### EXERCISE REQUIREMENTS
Find how many lines in the data below mention "Easter". Give the number only.

[Excerpt from a dataset]
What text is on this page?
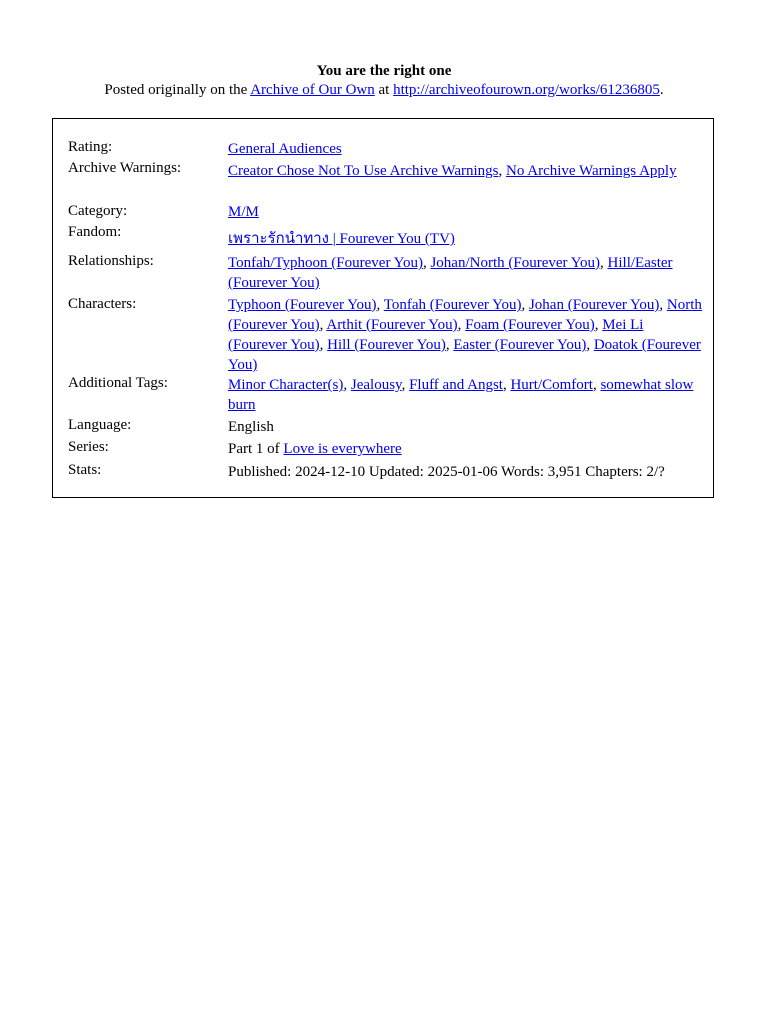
You are the right one
Posted originally on the Archive of Our Own at http://archiveofourown.org/works/61236805.
Rating:	General Audiences
Archive Warnings:	Creator Chose Not To Use Archive Warnings, No Archive Warnings Apply
Category:	M/M
Fandom:	เพราะรักนำทาง | Fourever You (TV)
Relationships:	Tonfah/Typhoon (Fourever You), Johan/North (Fourever You), Hill/Easter (Fourever You)
Characters:	Typhoon (Fourever You), Tonfah (Fourever You), Johan (Fourever You), North (Fourever You), Arthit (Fourever You), Foam (Fourever You), Mei Li (Fourever You), Hill (Fourever You), Easter (Fourever You), Doatok (Fourever You)
Additional Tags:	Minor Character(s), Jealousy, Fluff and Angst, Hurt/Comfort, somewhat slow burn
Language:	English
Series:	Part 1 of Love is everywhere
Stats:	Published: 2024-12-10 Updated: 2025-01-06 Words: 3,951 Chapters: 2/?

### REPLY TO THE EXERCISE
2